Begin Listed entries

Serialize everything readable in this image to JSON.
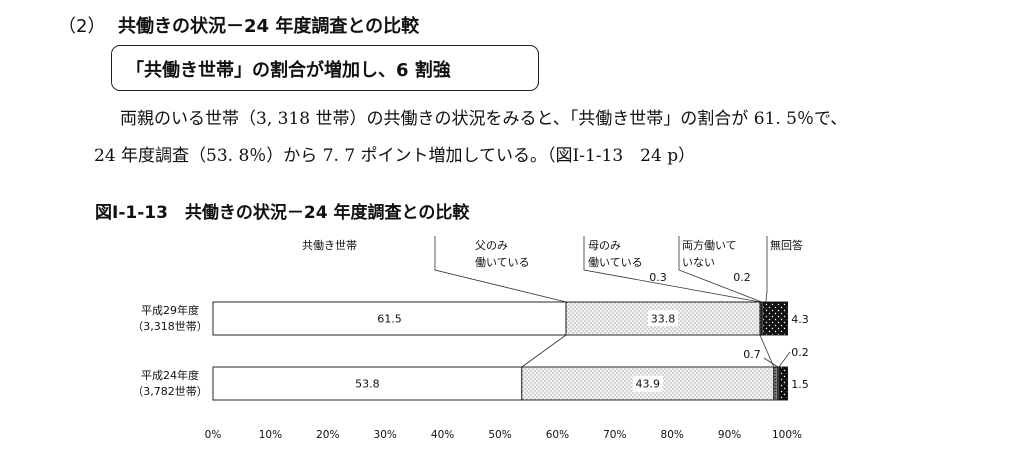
{
  "section": {
    "number": "（2）",
    "title": "共働きの状況－24 年度調査との比較"
  },
  "callout": {
    "text": "「共働き世帯」の割合が増加し、6 割強"
  },
  "paragraph": {
    "line1": "両親のいる世帯（3, 318 世帯）の共働きの状況をみると、「共働き世帯」の割合が 61. 5％で、",
    "line2": "24 年度調査（53. 8％）から 7. 7 ポイント増加している。（図Ⅰ-1-13　24 p）"
  },
  "figure": {
    "title": "図Ⅰ-1-13　共働きの状況－24 年度調査との比較"
  },
  "chart_data": {
    "type": "bar",
    "orientation": "horizontal",
    "stacked": true,
    "xlim": [
      0,
      100
    ],
    "x_ticks": [
      "0%",
      "10%",
      "20%",
      "30%",
      "40%",
      "50%",
      "60%",
      "70%",
      "80%",
      "90%",
      "100%"
    ],
    "categories": [
      {
        "line1": "平成29年度",
        "line2": "（3,318世帯）"
      },
      {
        "line1": "平成24年度",
        "line2": "（3,782世帯）"
      }
    ],
    "series": [
      {
        "name": "共働き世帯",
        "pattern": "white",
        "values": [
          61.5,
          53.8
        ]
      },
      {
        "name": "父のみ働いている",
        "pattern": "dots-light",
        "values": [
          33.8,
          43.9
        ]
      },
      {
        "name": "母のみ働いている",
        "pattern": "dots-dark",
        "values": [
          0.3,
          0.7
        ]
      },
      {
        "name": "両方働いていない",
        "pattern": "white",
        "values": [
          0.2,
          0.2
        ]
      },
      {
        "name": "無回答",
        "pattern": "black-dots",
        "values": [
          4.3,
          1.5
        ]
      }
    ],
    "legend_labels": [
      {
        "line1": "共働き世帯",
        "line2": ""
      },
      {
        "line1": "父のみ",
        "line2": "働いている"
      },
      {
        "line1": "母のみ",
        "line2": "働いている"
      },
      {
        "line1": "両方働いて",
        "line2": "いない"
      },
      {
        "line1": "無回答",
        "line2": ""
      }
    ],
    "value_labels": {
      "row0": [
        "61.5",
        "33.8",
        "0.3",
        "0.2",
        "4.3"
      ],
      "row1": [
        "53.8",
        "43.9",
        "0.7",
        "0.2",
        "1.5"
      ]
    }
  }
}
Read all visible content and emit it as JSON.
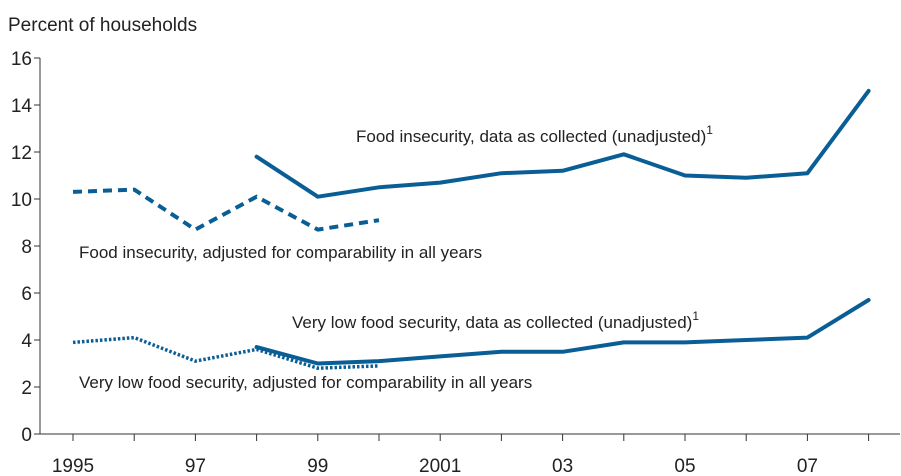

End Listed entries

_The exercise:_
State the number of lines in the preceding entries that include the word "pattern". Provide nothing else.

_Answer to the problem:_
5